Job:
Answer with a single number: how many lines in the listing below include "text"?
**** Records to process
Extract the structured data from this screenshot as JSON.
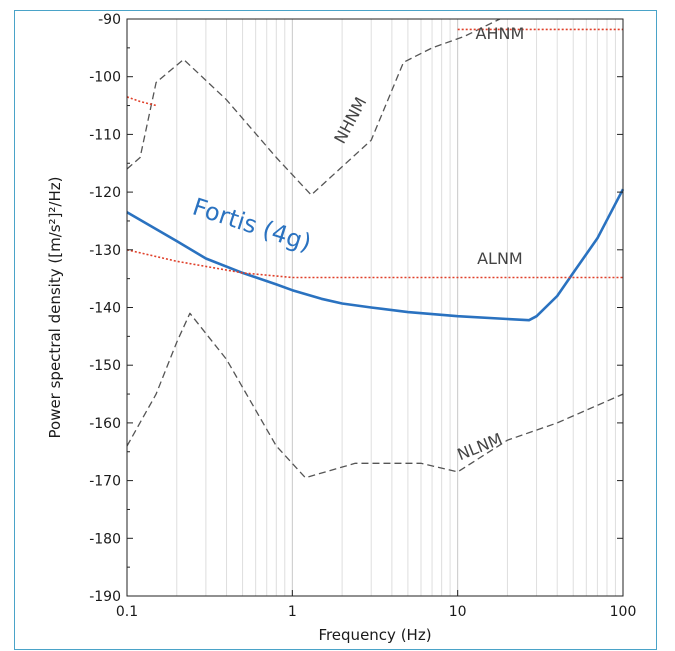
{
  "chart_data": {
    "type": "line",
    "title": "",
    "xlabel": "Frequency (Hz)",
    "ylabel": "Power spectral density ([m/s²]²/Hz)",
    "xscale": "log",
    "xlim": [
      0.1,
      100
    ],
    "ylim": [
      -190,
      -90
    ],
    "x_ticks": [
      0.1,
      1,
      10,
      100
    ],
    "x_tick_labels": [
      "0.1",
      "1",
      "10",
      "100"
    ],
    "y_ticks": [
      -90,
      -100,
      -110,
      -120,
      -130,
      -140,
      -150,
      -160,
      -170,
      -180,
      -190
    ],
    "y_tick_labels": [
      "-90",
      "-100",
      "-110",
      "-120",
      "-130",
      "-140",
      "-150",
      "-160",
      "-170",
      "-180",
      "-190"
    ],
    "grid": true,
    "series": [
      {
        "name": "Fortis (4g)",
        "color": "#2a72c0",
        "style": "solid",
        "x": [
          0.1,
          0.2,
          0.3,
          0.5,
          0.8,
          1.0,
          1.5,
          2.0,
          3.0,
          5.0,
          10,
          20,
          27,
          30,
          40,
          50,
          70,
          100
        ],
        "y": [
          -123.5,
          -128.5,
          -131.5,
          -134,
          -136,
          -137,
          -138.5,
          -139.3,
          -140,
          -140.8,
          -141.5,
          -142,
          -142.2,
          -141.5,
          -138,
          -134,
          -128,
          -119.5
        ]
      },
      {
        "name": "NHNM",
        "color": "#555555",
        "style": "dashed",
        "x": [
          0.1,
          0.12,
          0.15,
          0.22,
          0.4,
          0.8,
          1.3,
          3.0,
          4.7,
          7.0,
          11,
          18
        ],
        "y": [
          -116,
          -114,
          -101,
          -97,
          -104,
          -114,
          -120.5,
          -111,
          -97.5,
          -95,
          -93,
          -90
        ]
      },
      {
        "name": "NLNM",
        "color": "#555555",
        "style": "dashed",
        "x": [
          0.1,
          0.15,
          0.2,
          0.24,
          0.4,
          0.8,
          1.2,
          2.4,
          6.0,
          10,
          20,
          40,
          100
        ],
        "y": [
          -164,
          -155,
          -146,
          -141,
          -149,
          -164,
          -169.5,
          -167,
          -167,
          -168.5,
          -163,
          -160,
          -155
        ]
      },
      {
        "name": "AHNM",
        "color": "#e0402a",
        "style": "dotted",
        "x": [
          0.1,
          0.12,
          0.15
        ],
        "y": [
          -103.5,
          -104.3,
          -105
        ]
      },
      {
        "name": "AHNM",
        "color": "#e0402a",
        "style": "dotted",
        "x": [
          10,
          20,
          50,
          100
        ],
        "y": [
          -91.8,
          -91.8,
          -91.8,
          -91.8
        ]
      },
      {
        "name": "ALNM",
        "color": "#e0402a",
        "style": "dotted",
        "x": [
          0.1,
          0.2,
          0.5,
          1.0,
          2.0,
          10,
          100
        ],
        "y": [
          -130,
          -132,
          -134,
          -134.8,
          -134.8,
          -134.8,
          -134.8
        ]
      }
    ],
    "annotations": [
      {
        "text": "AHNM",
        "x": 18,
        "y": -93.5,
        "rotate": 0,
        "kind": "curve-label"
      },
      {
        "text": "NHNM",
        "x": 2.4,
        "y": -108,
        "rotate": -62,
        "kind": "curve-label"
      },
      {
        "text": "ALNM",
        "x": 18,
        "y": -132.5,
        "rotate": 0,
        "kind": "curve-label"
      },
      {
        "text": "NLNM",
        "x": 14,
        "y": -165,
        "rotate": -22,
        "kind": "curve-label"
      },
      {
        "text": "Fortis (4g)",
        "x": 0.55,
        "y": -127,
        "rotate": 18,
        "kind": "series-label"
      }
    ]
  }
}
********
Solved exercise:
5